### Provided records
* * *

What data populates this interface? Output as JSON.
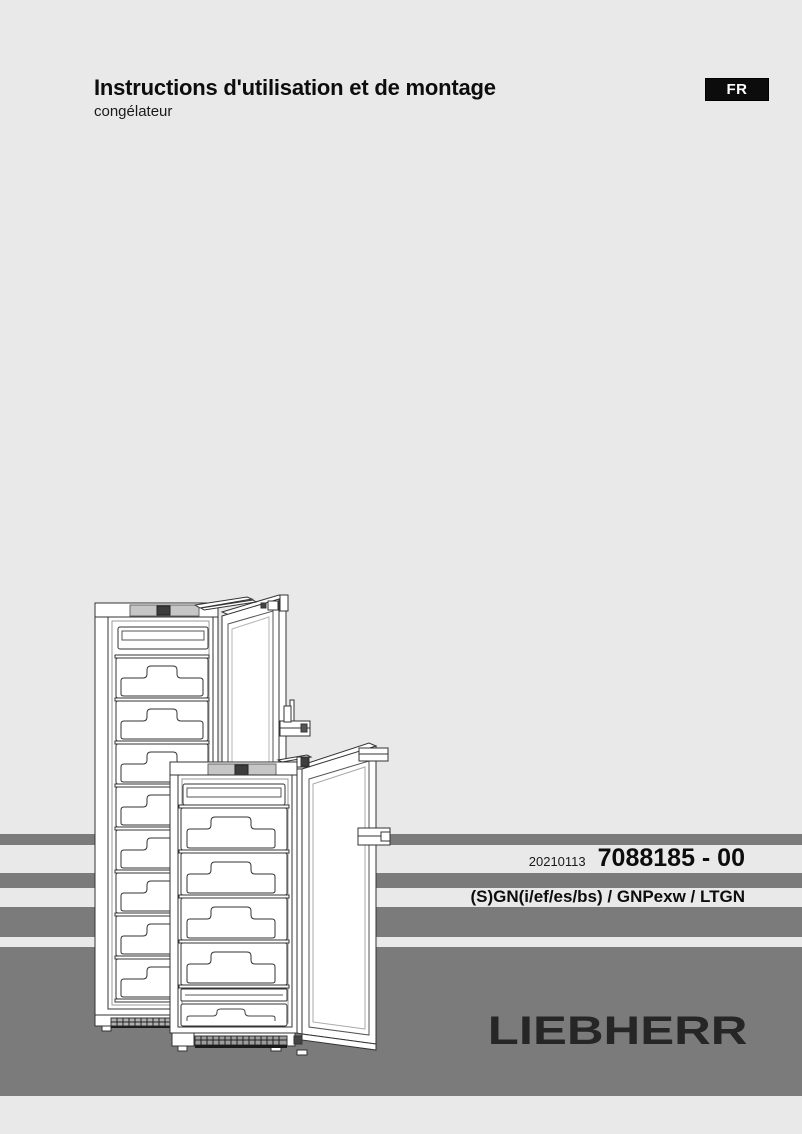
{
  "document": {
    "title": "Instructions d'utilisation et de montage",
    "subtitle": "congélateur",
    "language_badge": "FR"
  },
  "footer": {
    "date_code": "20210113",
    "doc_number": "7088185 - 00",
    "model_line": "(S)GN(i/ef/es/bs) / GNPexw / LTGN",
    "brand_logo": "LIEBHERR"
  },
  "illustration": {
    "name": "two-upright-freezers-with-open-doors-line-drawing"
  },
  "colors": {
    "page_bg": "#e9e9e9",
    "stripe_gray": "#7b7b7b",
    "badge_bg": "#0c0c0c",
    "badge_text": "#ffffff",
    "logo_color": "#262626",
    "text_color": "#111111",
    "control_panel_gray": "#c6c6c6",
    "display_square": "#3c3c3c"
  }
}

* * *

### Work to complete
Transcribe all entries above exactly. Drop the pictures.

### Final result
What data populates this interface? Output as JSON.
{
  "document": {
    "title": "Instructions d'utilisation et de montage",
    "subtitle": "congélateur",
    "language_badge": "FR"
  },
  "footer": {
    "date_code": "20210113",
    "doc_number": "7088185 - 00",
    "model_line": "(S)GN(i/ef/es/bs) / GNPexw / LTGN",
    "brand_logo": "LIEBHERR"
  },
  "illustration": {
    "name": "two-upright-freezers-with-open-doors-line-drawing"
  },
  "colors": {
    "page_bg": "#e9e9e9",
    "stripe_gray": "#7b7b7b",
    "badge_bg": "#0c0c0c",
    "badge_text": "#ffffff",
    "logo_color": "#262626",
    "text_color": "#111111",
    "control_panel_gray": "#c6c6c6",
    "display_square": "#3c3c3c"
  }
}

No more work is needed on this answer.